Begin MATERIAL SHOWN

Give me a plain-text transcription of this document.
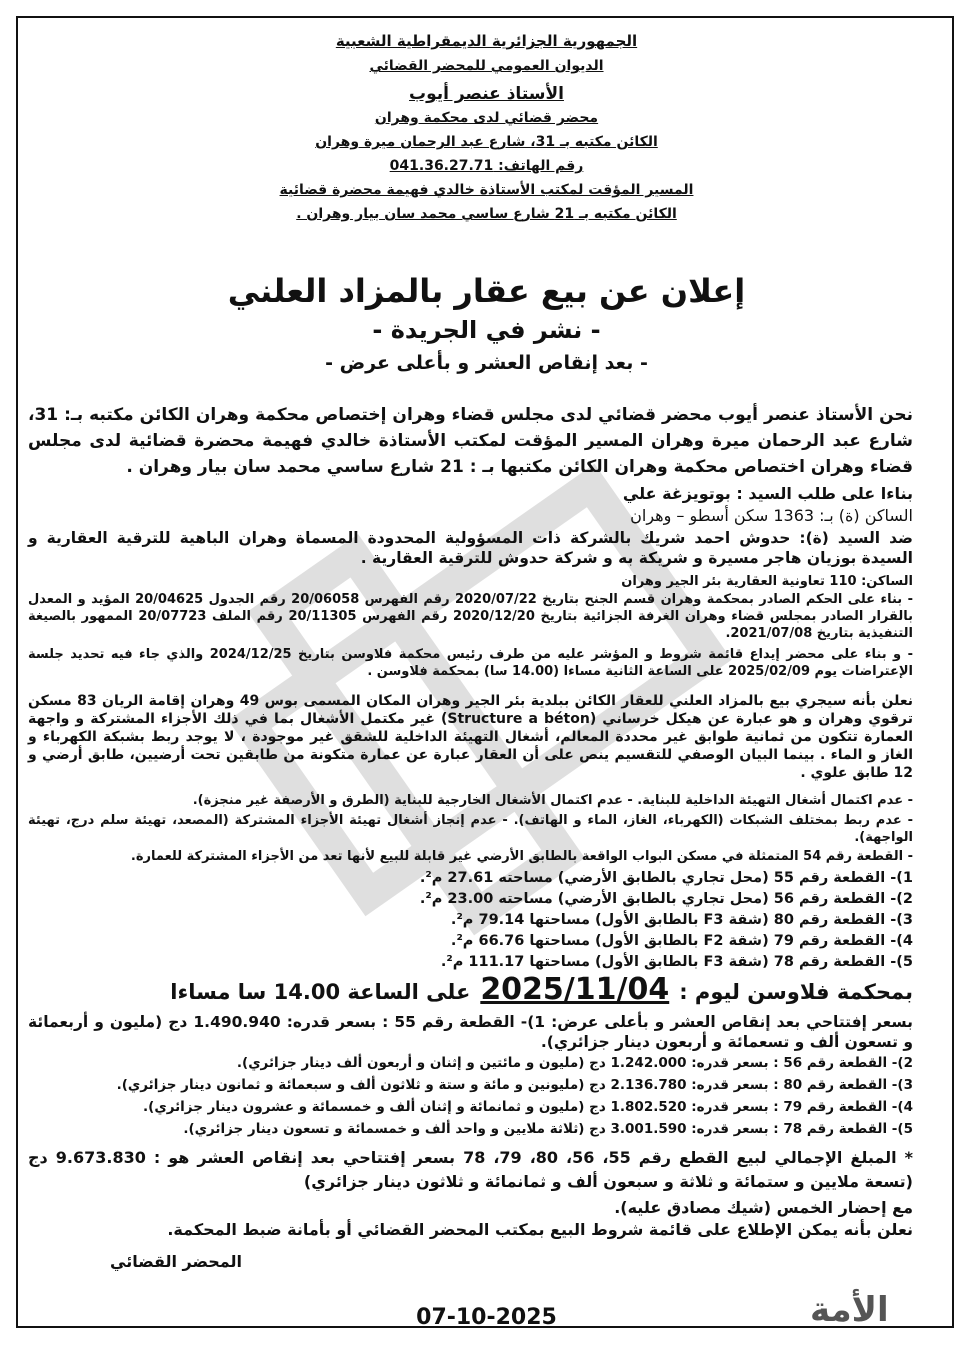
الجمهورية الجزائرية الديمقراطية الشعبية
الديوان العمومي للمحضر القضائي
الأستاذ عنصر أيوب
محضر قضائي لدى محكمة وهران
الكائن مكتبه بـ 31، شارع عبد الرحمان ميرة وهران
رقم الهاتف: 041.36.27.71
المسير المؤقت لمكتب الأستاذة خالدي فهيمة محضرة قضائية
الكائن مكتبه بـ 21 شارع ساسي محمد سان بيار وهران .
إعلان عن بيع عقار بالمزاد العلني
- نشر في الجريدة -
- بعد إنقاص العشر و بأعلى عرض -
نحن الأستاذ عنصر أيوب محضر قضائي لدى مجلس قضاء وهران إختصاص محكمة وهران الكائن مكتبه بـ: 31، شارع عبد الرحمان ميرة وهران المسير المؤقت لمكتب الأستاذة خالدي فهيمة محضرة قضائية لدى مجلس قضاء وهران اختصاص محكمة وهران الكائن مكتبها بـ : 21 شارع ساسي محمد سان بيار وهران .
بناءا على طلب السيد : بوتويزغة علي
الساكن (ة) بـ: 1363 سكن أسطو – وهران
ضد السيد (ة): حدوش احمد شريك بالشركة ذات المسؤولية المحدودة المسماة وهران الباهية للترقية العقارية و السيدة بوزيان هاجر مسيرة و شريكة به و شركة حدوش للترقية العقارية .
الساكن: 110 تعاونية العقارية بئر الجير وهران
- بناء على الحكم الصادر بمحكمة وهران قسم الجنح بتاريخ 2020/07/22 رقم الفهرس 20/06058 رقم الجدول 20/04625 المؤيد و المعدل بالقرار الصادر بمجلس قضاء وهران الغرفة الجزائية بتاريخ 2020/12/20 رقم الفهرس 20/11305 رقم الملف 20/07723 الممهور بالصيغة التنفيذية بتاريخ 2021/07/08.
- و بناء على محضر إيداع قائمة شروط و المؤشر عليه من طرف رئيس محكمة فلاوسن بتاريخ 2024/12/25 والذي جاء فيه تحديد جلسة الإعتراضات يوم 2025/02/09 على الساعة الثانية مساءا (14.00 سا) بمحكمة فلاوسن .
نعلن بأنه سيجري بيع بالمزاد العلني للعقار الكائن ببلدية بئر الجير وهران المكان المسمى بوس 49 وهران إقامة الريان 83 مسكن ترقوي وهران و هو عبارة عن هيكل خرساني (Structure a béton) غير مكتمل الأشغال بما في ذلك الأجزاء المشتركة و واجهة العمارة تتكون من ثمانية طوابق غير محددة المعالم، أشغال التهيئة الداخلية للشقق غير موجودة ، لا يوجد ربط بشبكة الكهرباء و الغاز و الماء . بينما البيان الوصفي للتقسيم ينص على أن العقار عبارة عن عمارة متكونة من طابقين تحت أرضيين، طابق أرضي و 12 طابق علوي .
- عدم اكتمال أشغال التهيئة الداخلية للبناية. - عدم اكتمال الأشغال الخارجية للبناية (الطرق و الأرصفة غير منجزة).
- عدم ربط بمختلف الشبكات (الكهرباء، الغاز، الماء و الهاتف). - عدم إنجاز أشغال تهيئة الأجزاء المشتركة (المصعد، تهيئة سلم درج، تهيئة الواجهة).
- القطعة رقم 54 المتمثلة في مسكن البواب الواقعة بالطابق الأرضي غير قابلة للبيع لأنها تعد من الأجزاء المشتركة للعمارة.
1)- القطعة رقم 55 (محل تجاري بالطابق الأرضي) مساحته 27.61 م².
2)- القطعة رقم 56 (محل تجاري بالطابق الأرضي) مساحته 23.00 م².
3)- القطعة رقم 80 (شقة F3 بالطابق الأول) مساحتها 79.14 م².
4)- القطعة رقم 79 (شقة F2 بالطابق الأول) مساحتها 66.76 م².
5)- القطعة رقم 78 (شقة F3 بالطابق الأول) مساحتها 111.17 م².
بمحكمة فلاوسن ليوم :
2025/11/04
على الساعة 14.00 سا مساءا
بسعر إفتتاحي بعد إنقاص العشر و بأعلى عرض: 1)- القطعة رقم 55 : بسعر قدره: 1.490.940 دج (مليون و أربعمائة و تسعون ألف و تسعمائة و أربعون دينار جزائري).
2)- القطعة رقم 56 : بسعر قدره: 1.242.000 دج (مليون و مائتين و إثنان و أربعون ألف دينار جزائري).
3)- القطعة رقم 80 : بسعر قدره: 2.136.780 دج (مليونين و مائة و ستة و ثلاثون ألف و سبعمائة و ثمانون دينار جزائري).
4)- القطعة رقم 79 : بسعر قدره: 1.802.520 دج (مليون و ثمانمائة و إثنان ألف و خمسمائة و عشرون دينار جزائري).
5)- القطعة رقم 78 : بسعر قدره: 3.001.590 دج (ثلاثة ملايين و واحد ألف و خمسمائة و تسعون دينار جزائري).
* المبلغ الإجمالي لبيع القطع رقم 55، 56، 80، 79، 78 بسعر إفتتاحي بعد إنقاص العشر هو : 9.673.830 دج (تسعة ملايين و ستمائة و ثلاثة و سبعون ألف و ثمانمائة و ثلاثون دينار جزائري)
مع إحضار الخمس (شيك مصادق عليه).
نعلن بأنه يمكن الإطلاع على قائمة شروط البيع بمكتب المحضر القضائي أو بأمانة ضبط المحكمة.
المحضر القضائي
07-10-2025	الأمة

End MATERIAL SHOWN

» PROBLEM TO WORK ON
Copy out every line in the entries above that holds "أيوب".

» WORKED SOLUTION
الأستاذ عنصر أيوب
نحن الأستاذ عنصر أيوب محضر قضائي لدى مجلس قضاء وهران إختصاص محكمة وهران الكائن مكتبه بـ: 31، شارع عبد الرحمان ميرة وهران المسير المؤقت لمكتب الأستاذة خالدي فهيمة محضرة قضائية لدى مجلس قضاء وهران اختصاص محكمة وهران الكائن مكتبها بـ : 21 شارع ساسي محمد سان بيار وهران .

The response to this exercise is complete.